# [EXCERPTED PASSAGE]
The SSIS Project Deployment Model
In SSIS 2012 and later, the default deployment model for SSIS packages and projects is “Project Deployment Model.” If you created an SSIS solution in SQL Server Data Tools – Business Intelligence (SSDT-BI) and haven’t made any changes to the default Deployment Model, you are developing in Project Deployment Model. There is currently only one other Deployment Model available in SSIS: Package Deployment Model. Package Deployment Model is included in SSIS 2012 and SSIS 2014 to provide backwards compatibility with SSIS 2005, SSIS 2008, and SSIS 2008 R2. In pre-2012 versions of SSIS, all SSIS packages used the same deployment model, and that model was the Package Deployment Model.
How can you tell if your SSIS project is configured to use the Project Deployment Model or the Package Deployment Model?
If the SSIS project is configured to use the Package Deployment Model, Solution Explorer will indicate this with the text, “(package deployment model)” beside the name of the project, as shown in Figure 11:
If the SSIS project is configured to use the Project Deployment Model, there will be no text following the project name in Solution Explorer, as shown in Figure 12:
The SSIS Project ProtectionLevel Property
In Project Deployment Model, you must make sure the SSIS project ProtectionLevel property setting matches the ProtectionLevel setting for each SSIS package contained in the project. To set the SSIS project ProtectionLevel property, right-click the project in Solution Explorer and click “Properties” as shown in Figure 13:
Clicking Properties opens the SSIS project’s Property Pages. the SSIS Project ProtectionLevel property is located on the Common Properties\Project page, as shown in Figure 14:
Again, the SSIS Project ProtectionLevel property must match the SSIS Package ProtectionLevel property setting for every SSIS package included in the SSIS project.
By default, the SSIS Project ProtectionLevel property is set to EncryptSensitiveWithUserKey and the SSIS package ProtectionLevel property is set to EncryptSensitiveWithUserKey. So – by default – these settings match.

# [EXCERPTED RECORDS]
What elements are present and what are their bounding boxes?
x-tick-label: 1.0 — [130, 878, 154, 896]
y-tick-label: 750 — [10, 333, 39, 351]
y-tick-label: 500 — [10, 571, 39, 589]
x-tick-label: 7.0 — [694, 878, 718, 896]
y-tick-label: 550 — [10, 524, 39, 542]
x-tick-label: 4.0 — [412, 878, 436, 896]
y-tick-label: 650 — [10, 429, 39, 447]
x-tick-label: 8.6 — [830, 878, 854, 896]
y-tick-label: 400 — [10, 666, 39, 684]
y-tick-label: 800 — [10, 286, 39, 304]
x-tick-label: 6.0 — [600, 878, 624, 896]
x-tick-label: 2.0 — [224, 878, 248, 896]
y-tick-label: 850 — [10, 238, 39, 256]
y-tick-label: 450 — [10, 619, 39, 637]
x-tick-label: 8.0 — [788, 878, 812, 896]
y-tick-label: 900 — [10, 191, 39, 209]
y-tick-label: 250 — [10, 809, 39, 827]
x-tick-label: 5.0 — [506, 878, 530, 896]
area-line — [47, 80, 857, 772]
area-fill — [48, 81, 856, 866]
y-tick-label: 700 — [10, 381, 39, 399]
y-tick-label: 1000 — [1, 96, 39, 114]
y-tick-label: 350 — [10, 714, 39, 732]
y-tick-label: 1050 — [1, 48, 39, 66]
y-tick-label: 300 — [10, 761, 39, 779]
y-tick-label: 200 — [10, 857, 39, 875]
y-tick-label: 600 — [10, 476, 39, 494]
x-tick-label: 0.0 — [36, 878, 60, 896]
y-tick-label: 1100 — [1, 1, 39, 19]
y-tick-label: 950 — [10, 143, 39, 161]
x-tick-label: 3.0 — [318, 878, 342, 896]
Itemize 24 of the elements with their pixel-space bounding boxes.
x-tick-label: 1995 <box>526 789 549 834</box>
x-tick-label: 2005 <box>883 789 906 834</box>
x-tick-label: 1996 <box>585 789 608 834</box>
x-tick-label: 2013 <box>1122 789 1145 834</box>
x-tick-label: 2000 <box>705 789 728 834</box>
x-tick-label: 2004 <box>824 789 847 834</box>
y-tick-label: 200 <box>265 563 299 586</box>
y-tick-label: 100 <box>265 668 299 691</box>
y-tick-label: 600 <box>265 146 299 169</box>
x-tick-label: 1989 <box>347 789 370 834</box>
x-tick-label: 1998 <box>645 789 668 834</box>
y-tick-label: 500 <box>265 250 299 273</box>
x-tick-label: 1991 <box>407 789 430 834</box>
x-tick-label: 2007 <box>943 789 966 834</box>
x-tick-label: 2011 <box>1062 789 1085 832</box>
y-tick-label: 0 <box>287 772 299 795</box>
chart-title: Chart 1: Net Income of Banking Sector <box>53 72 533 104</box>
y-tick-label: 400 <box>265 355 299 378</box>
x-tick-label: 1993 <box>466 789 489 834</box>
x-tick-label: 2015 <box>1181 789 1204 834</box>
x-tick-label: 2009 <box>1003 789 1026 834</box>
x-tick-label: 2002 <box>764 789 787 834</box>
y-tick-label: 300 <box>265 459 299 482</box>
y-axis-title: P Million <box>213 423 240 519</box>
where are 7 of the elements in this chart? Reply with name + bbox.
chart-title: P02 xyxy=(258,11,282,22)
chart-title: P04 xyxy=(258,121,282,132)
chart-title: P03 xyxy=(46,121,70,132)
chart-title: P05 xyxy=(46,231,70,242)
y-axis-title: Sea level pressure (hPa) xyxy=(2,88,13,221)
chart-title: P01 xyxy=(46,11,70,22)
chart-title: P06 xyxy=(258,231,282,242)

# [ACTIVITIES]
1. In the text on SSIS deployment models, translate this sentence into Spanish: "There is currently only one other Deployment Model available in SSIS: Package Deployment Model."
2. According to the text on SSIS deployment models, on which page of the Property Pages is the SSIS Project ProtectionLevel property located?
3. Resume the text on SSIS deployment models and the ProtectionLevel property, starting after its final sentence.

# [RESPONSE LIST]
1. Actualmente solo hay otro modelo de implementación disponible en SSIS: Package Deployment Model.

2. The Common Properties\Project page.

3.
The Behavior, Explained
When we enter a password into the OLE DB Connection Manager Editor and click the OK button, the value of the password is encrypted “a key that is based on the current user profile” (a quote from the page regarding SSIS package ProtectionLevel property at MSDN). Where is it encrypted? In the SSIS package XML. You can view the SSIS package XML by right-clicking the package name in Solution Explorer and clicking “View Code” as shown in Figure 15:
The encrypted password is stored in the definition of the OLE DB Connection Manager. You can see it in the code displayed when you click “View Code” as shown in Figure 16:
Closing the Code window and return to the SSIS designer window, we can reopen the OLE DB Connection Manager Editor as shown in Figure 17:
Note the Password textbox is empty. If one clicks the OK button now and closes the OLE DB Connection Manager Editor, the Connection Manager is validated (via SSIS design-time validation) and – since the Password textbox was empty when the developer clicked the OK button, validation fails as shown in Figure 18:
Returning to the Code view, we see that – compared to the previous XML – the <DTS:Password> tag is missing from the later version (on the right) as shown in Figure 19:
The other difference between the two versions of the XML is the <DTS:ConnectionManager> tag is closed with a “/ >” construct in the later version (on the right) instead of a closing tag “</DTS:ConnectionManager>” in the earlier version (on the left).
Is this complex? Yep. As a data integration developer with SSIS, do you really need to know all of this? No, not all of it; but you do need to understand the moving parts of SSIS that are related to security – as well as how they interact – and these are some of the moving parts.